SHORT TASK
Gather the lines that hold the string "Assistant".

- - - - -

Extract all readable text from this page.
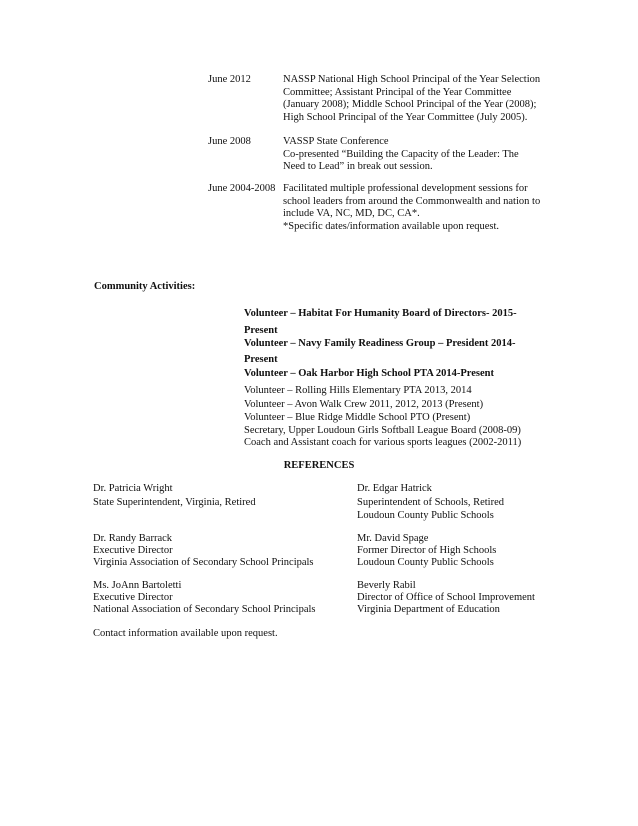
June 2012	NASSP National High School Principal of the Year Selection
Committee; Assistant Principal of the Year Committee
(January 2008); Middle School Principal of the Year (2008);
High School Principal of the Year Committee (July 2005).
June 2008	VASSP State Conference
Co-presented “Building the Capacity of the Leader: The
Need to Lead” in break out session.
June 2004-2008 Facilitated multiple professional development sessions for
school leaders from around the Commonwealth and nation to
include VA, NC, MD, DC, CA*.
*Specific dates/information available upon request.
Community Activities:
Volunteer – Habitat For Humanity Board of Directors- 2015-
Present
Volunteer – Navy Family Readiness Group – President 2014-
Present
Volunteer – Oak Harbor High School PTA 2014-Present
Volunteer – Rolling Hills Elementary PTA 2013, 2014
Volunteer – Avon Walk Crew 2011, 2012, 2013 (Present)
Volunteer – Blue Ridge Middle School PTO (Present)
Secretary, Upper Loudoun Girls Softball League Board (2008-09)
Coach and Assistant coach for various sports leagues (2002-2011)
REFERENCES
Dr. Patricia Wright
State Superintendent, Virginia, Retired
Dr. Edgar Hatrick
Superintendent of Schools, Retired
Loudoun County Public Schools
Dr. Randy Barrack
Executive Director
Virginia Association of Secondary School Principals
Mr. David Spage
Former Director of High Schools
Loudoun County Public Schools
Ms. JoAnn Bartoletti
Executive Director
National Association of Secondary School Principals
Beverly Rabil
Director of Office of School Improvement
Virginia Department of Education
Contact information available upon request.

- - - - -

ANSWER TO THE EXERCISE
Committee; Assistant Principal of the Year Committee
Coach and Assistant coach for various sports leagues (2002-2011)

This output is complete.